[Start DATA TO PROCESS]

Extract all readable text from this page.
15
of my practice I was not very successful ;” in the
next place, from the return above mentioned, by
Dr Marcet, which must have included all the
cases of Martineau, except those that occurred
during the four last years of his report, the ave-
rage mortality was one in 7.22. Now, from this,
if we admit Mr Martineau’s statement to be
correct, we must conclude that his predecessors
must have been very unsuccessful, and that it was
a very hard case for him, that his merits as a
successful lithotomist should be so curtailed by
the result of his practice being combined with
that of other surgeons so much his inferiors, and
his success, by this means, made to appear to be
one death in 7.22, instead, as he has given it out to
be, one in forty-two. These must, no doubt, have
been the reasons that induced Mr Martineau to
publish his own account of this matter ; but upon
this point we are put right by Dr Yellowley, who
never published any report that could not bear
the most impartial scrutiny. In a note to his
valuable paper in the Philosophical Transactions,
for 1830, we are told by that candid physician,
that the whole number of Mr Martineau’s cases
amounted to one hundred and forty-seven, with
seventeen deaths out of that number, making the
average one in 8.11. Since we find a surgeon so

[End DATA TO PROCESS]

TASK –
Please reproduce all of the entries exactly as they stand.

TASK RESPONSE –
Extract all readable text from this page.
15
of my practice I was not very successful ;” in the
next place, from the return above mentioned, by
Dr Marcet, which must have included all the
cases of Martineau, except those that occurred
during the four last years of his report, the ave-
rage mortality was one in 7.22. Now, from this,
if we admit Mr Martineau’s statement to be
correct, we must conclude that his predecessors
must have been very unsuccessful, and that it was
a very hard case for him, that his merits as a
successful lithotomist should be so curtailed by
the result of his practice being combined with
that of other surgeons so much his inferiors, and
his success, by this means, made to appear to be
one death in 7.22, instead, as he has given it out to
be, one in forty-two. These must, no doubt, have
been the reasons that induced Mr Martineau to
publish his own account of this matter ; but upon
this point we are put right by Dr Yellowley, who
never published any report that could not bear
the most impartial scrutiny. In a note to his
valuable paper in the Philosophical Transactions,
for 1830, we are told by that candid physician,
that the whole number of Mr Martineau’s cases
amounted to one hundred and forty-seven, with
seventeen deaths out of that number, making the
average one in 8.11. Since we find a surgeon so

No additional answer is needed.